## Exercise aim
Nothing may be dropped or altered: reproduce all the data.

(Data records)
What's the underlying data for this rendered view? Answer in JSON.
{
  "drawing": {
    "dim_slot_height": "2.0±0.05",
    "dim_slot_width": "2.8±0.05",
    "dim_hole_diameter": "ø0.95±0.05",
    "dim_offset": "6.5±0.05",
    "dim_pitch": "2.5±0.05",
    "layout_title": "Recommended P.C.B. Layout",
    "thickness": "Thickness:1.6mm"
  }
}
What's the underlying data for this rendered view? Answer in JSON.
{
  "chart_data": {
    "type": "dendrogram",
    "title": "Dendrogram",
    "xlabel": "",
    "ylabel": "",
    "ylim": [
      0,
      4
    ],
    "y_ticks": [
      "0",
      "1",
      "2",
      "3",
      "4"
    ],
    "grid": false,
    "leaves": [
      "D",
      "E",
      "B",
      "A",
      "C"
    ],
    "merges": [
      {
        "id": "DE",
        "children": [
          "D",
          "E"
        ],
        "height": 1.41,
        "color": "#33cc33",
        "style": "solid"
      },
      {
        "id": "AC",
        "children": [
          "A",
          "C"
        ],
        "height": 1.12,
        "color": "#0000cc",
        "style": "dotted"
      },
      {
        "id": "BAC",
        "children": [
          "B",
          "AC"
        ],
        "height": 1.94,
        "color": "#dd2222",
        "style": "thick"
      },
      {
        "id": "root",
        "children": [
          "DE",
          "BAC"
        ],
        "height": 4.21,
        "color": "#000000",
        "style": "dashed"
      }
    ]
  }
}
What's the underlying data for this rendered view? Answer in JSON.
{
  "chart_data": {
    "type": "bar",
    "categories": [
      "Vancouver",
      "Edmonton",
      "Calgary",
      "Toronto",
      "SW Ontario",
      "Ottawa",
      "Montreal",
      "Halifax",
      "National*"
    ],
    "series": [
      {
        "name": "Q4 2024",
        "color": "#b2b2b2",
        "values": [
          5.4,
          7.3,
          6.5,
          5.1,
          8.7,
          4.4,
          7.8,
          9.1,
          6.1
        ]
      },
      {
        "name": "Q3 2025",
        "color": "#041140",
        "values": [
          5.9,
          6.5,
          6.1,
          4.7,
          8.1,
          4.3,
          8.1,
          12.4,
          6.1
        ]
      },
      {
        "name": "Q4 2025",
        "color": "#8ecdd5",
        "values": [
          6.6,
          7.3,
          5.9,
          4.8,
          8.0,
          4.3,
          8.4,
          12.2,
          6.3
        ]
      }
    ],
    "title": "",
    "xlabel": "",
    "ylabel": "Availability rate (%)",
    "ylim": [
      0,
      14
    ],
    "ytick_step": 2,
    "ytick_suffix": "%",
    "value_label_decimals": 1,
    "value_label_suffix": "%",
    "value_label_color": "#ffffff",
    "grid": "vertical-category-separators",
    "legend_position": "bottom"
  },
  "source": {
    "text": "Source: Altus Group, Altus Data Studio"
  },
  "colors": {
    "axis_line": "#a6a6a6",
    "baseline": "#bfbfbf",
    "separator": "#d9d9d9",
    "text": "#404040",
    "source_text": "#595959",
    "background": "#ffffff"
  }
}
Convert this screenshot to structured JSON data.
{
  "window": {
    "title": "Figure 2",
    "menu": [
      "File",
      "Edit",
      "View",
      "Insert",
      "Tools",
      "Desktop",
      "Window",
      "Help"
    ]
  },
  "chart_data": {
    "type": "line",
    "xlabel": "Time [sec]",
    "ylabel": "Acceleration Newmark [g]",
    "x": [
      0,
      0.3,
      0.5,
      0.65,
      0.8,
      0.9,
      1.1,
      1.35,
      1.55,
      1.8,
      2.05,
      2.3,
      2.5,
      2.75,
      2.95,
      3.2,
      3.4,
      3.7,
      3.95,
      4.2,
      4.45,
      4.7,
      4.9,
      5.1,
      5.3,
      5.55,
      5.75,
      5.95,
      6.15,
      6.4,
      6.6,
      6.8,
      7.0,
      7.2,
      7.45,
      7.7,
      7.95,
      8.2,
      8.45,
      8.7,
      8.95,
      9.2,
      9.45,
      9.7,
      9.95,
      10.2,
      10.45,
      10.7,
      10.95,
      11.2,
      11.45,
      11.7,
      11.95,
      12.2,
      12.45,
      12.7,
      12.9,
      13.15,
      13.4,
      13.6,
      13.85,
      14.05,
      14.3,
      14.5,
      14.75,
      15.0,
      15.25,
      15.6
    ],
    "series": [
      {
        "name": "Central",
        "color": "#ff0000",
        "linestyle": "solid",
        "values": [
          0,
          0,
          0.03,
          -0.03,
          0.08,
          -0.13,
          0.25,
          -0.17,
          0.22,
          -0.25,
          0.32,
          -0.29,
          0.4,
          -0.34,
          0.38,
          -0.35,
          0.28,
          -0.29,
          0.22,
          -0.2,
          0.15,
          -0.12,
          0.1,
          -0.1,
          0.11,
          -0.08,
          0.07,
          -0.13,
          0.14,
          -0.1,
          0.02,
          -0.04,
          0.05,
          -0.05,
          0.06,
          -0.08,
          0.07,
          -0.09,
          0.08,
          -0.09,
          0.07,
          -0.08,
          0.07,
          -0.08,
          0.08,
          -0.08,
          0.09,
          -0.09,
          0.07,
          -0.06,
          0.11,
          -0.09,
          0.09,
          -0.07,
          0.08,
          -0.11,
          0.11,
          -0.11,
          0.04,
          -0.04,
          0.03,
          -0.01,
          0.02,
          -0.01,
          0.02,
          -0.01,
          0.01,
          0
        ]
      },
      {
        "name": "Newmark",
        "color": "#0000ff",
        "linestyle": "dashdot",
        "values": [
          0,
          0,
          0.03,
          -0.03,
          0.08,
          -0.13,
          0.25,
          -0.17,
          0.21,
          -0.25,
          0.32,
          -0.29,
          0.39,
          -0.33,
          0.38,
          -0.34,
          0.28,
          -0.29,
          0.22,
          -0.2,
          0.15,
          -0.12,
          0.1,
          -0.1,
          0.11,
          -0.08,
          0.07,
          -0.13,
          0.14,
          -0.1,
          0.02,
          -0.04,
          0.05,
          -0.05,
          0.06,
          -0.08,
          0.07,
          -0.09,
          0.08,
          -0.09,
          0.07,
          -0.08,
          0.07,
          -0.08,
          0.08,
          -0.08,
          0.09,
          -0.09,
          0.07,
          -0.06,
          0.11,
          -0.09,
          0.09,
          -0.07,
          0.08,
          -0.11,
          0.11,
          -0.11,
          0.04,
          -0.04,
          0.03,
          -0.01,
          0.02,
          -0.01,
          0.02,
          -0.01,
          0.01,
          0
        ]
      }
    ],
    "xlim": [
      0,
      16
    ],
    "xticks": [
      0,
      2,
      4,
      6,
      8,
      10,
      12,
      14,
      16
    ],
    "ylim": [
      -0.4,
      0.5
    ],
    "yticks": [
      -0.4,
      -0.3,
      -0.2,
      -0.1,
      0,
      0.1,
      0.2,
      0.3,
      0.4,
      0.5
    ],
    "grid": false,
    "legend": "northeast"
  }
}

## Exercise result
What's the underlying data for this rendered view? Answer in JSON.
{
  "drawing": {
    "dim_slot_height": "2.0±0.05",
    "dim_slot_width": "2.8±0.05",
    "dim_hole_diameter": "ø0.95±0.05",
    "dim_offset": "6.5±0.05",
    "dim_pitch": "2.5±0.05",
    "layout_title": "Recommended P.C.B. Layout",
    "thickness": "Thickness:1.6mm"
  }
}
What's the underlying data for this rendered view? Answer in JSON.
{
  "chart_data": {
    "type": "dendrogram",
    "title": "Dendrogram",
    "xlabel": "",
    "ylabel": "",
    "ylim": [
      0,
      4
    ],
    "y_ticks": [
      "0",
      "1",
      "2",
      "3",
      "4"
    ],
    "grid": false,
    "leaves": [
      "D",
      "E",
      "B",
      "A",
      "C"
    ],
    "merges": [
      {
        "id": "DE",
        "children": [
          "D",
          "E"
        ],
        "height": 1.41,
        "color": "#33cc33",
        "style": "solid"
      },
      {
        "id": "AC",
        "children": [
          "A",
          "C"
        ],
        "height": 1.12,
        "color": "#0000cc",
        "style": "dotted"
      },
      {
        "id": "BAC",
        "children": [
          "B",
          "AC"
        ],
        "height": 1.94,
        "color": "#dd2222",
        "style": "thick"
      },
      {
        "id": "root",
        "children": [
          "DE",
          "BAC"
        ],
        "height": 4.21,
        "color": "#000000",
        "style": "dashed"
      }
    ]
  }
}
What's the underlying data for this rendered view? Answer in JSON.
{
  "chart_data": {
    "type": "bar",
    "categories": [
      "Vancouver",
      "Edmonton",
      "Calgary",
      "Toronto",
      "SW Ontario",
      "Ottawa",
      "Montreal",
      "Halifax",
      "National*"
    ],
    "series": [
      {
        "name": "Q4 2024",
        "color": "#b2b2b2",
        "values": [
          5.4,
          7.3,
          6.5,
          5.1,
          8.7,
          4.4,
          7.8,
          9.1,
          6.1
        ]
      },
      {
        "name": "Q3 2025",
        "color": "#041140",
        "values": [
          5.9,
          6.5,
          6.1,
          4.7,
          8.1,
          4.3,
          8.1,
          12.4,
          6.1
        ]
      },
      {
        "name": "Q4 2025",
        "color": "#8ecdd5",
        "values": [
          6.6,
          7.3,
          5.9,
          4.8,
          8.0,
          4.3,
          8.4,
          12.2,
          6.3
        ]
      }
    ],
    "title": "",
    "xlabel": "",
    "ylabel": "Availability rate (%)",
    "ylim": [
      0,
      14
    ],
    "ytick_step": 2,
    "ytick_suffix": "%",
    "value_label_decimals": 1,
    "value_label_suffix": "%",
    "value_label_color": "#ffffff",
    "grid": "vertical-category-separators",
    "legend_position": "bottom"
  },
  "source": {
    "text": "Source: Altus Group, Altus Data Studio"
  },
  "colors": {
    "axis_line": "#a6a6a6",
    "baseline": "#bfbfbf",
    "separator": "#d9d9d9",
    "text": "#404040",
    "source_text": "#595959",
    "background": "#ffffff"
  }
}
Convert this screenshot to structured JSON data.
{
  "window": {
    "title": "Figure 2",
    "menu": [
      "File",
      "Edit",
      "View",
      "Insert",
      "Tools",
      "Desktop",
      "Window",
      "Help"
    ]
  },
  "chart_data": {
    "type": "line",
    "xlabel": "Time [sec]",
    "ylabel": "Acceleration Newmark [g]",
    "x": [
      0,
      0.3,
      0.5,
      0.65,
      0.8,
      0.9,
      1.1,
      1.35,
      1.55,
      1.8,
      2.05,
      2.3,
      2.5,
      2.75,
      2.95,
      3.2,
      3.4,
      3.7,
      3.95,
      4.2,
      4.45,
      4.7,
      4.9,
      5.1,
      5.3,
      5.55,
      5.75,
      5.95,
      6.15,
      6.4,
      6.6,
      6.8,
      7.0,
      7.2,
      7.45,
      7.7,
      7.95,
      8.2,
      8.45,
      8.7,
      8.95,
      9.2,
      9.45,
      9.7,
      9.95,
      10.2,
      10.45,
      10.7,
      10.95,
      11.2,
      11.45,
      11.7,
      11.95,
      12.2,
      12.45,
      12.7,
      12.9,
      13.15,
      13.4,
      13.6,
      13.85,
      14.05,
      14.3,
      14.5,
      14.75,
      15.0,
      15.25,
      15.6
    ],
    "series": [
      {
        "name": "Central",
        "color": "#ff0000",
        "linestyle": "solid",
        "values": [
          0,
          0,
          0.03,
          -0.03,
          0.08,
          -0.13,
          0.25,
          -0.17,
          0.22,
          -0.25,
          0.32,
          -0.29,
          0.4,
          -0.34,
          0.38,
          -0.35,
          0.28,
          -0.29,
          0.22,
          -0.2,
          0.15,
          -0.12,
          0.1,
          -0.1,
          0.11,
          -0.08,
          0.07,
          -0.13,
          0.14,
          -0.1,
          0.02,
          -0.04,
          0.05,
          -0.05,
          0.06,
          -0.08,
          0.07,
          -0.09,
          0.08,
          -0.09,
          0.07,
          -0.08,
          0.07,
          -0.08,
          0.08,
          -0.08,
          0.09,
          -0.09,
          0.07,
          -0.06,
          0.11,
          -0.09,
          0.09,
          -0.07,
          0.08,
          -0.11,
          0.11,
          -0.11,
          0.04,
          -0.04,
          0.03,
          -0.01,
          0.02,
          -0.01,
          0.02,
          -0.01,
          0.01,
          0
        ]
      },
      {
        "name": "Newmark",
        "color": "#0000ff",
        "linestyle": "dashdot",
        "values": [
          0,
          0,
          0.03,
          -0.03,
          0.08,
          -0.13,
          0.25,
          -0.17,
          0.21,
          -0.25,
          0.32,
          -0.29,
          0.39,
          -0.33,
          0.38,
          -0.34,
          0.28,
          -0.29,
          0.22,
          -0.2,
          0.15,
          -0.12,
          0.1,
          -0.1,
          0.11,
          -0.08,
          0.07,
          -0.13,
          0.14,
          -0.1,
          0.02,
          -0.04,
          0.05,
          -0.05,
          0.06,
          -0.08,
          0.07,
          -0.09,
          0.08,
          -0.09,
          0.07,
          -0.08,
          0.07,
          -0.08,
          0.08,
          -0.08,
          0.09,
          -0.09,
          0.07,
          -0.06,
          0.11,
          -0.09,
          0.09,
          -0.07,
          0.08,
          -0.11,
          0.11,
          -0.11,
          0.04,
          -0.04,
          0.03,
          -0.01,
          0.02,
          -0.01,
          0.02,
          -0.01,
          0.01,
          0
        ]
      }
    ],
    "xlim": [
      0,
      16
    ],
    "xticks": [
      0,
      2,
      4,
      6,
      8,
      10,
      12,
      14,
      16
    ],
    "ylim": [
      -0.4,
      0.5
    ],
    "yticks": [
      -0.4,
      -0.3,
      -0.2,
      -0.1,
      0,
      0.1,
      0.2,
      0.3,
      0.4,
      0.5
    ],
    "grid": false,
    "legend": "northeast"
  }
}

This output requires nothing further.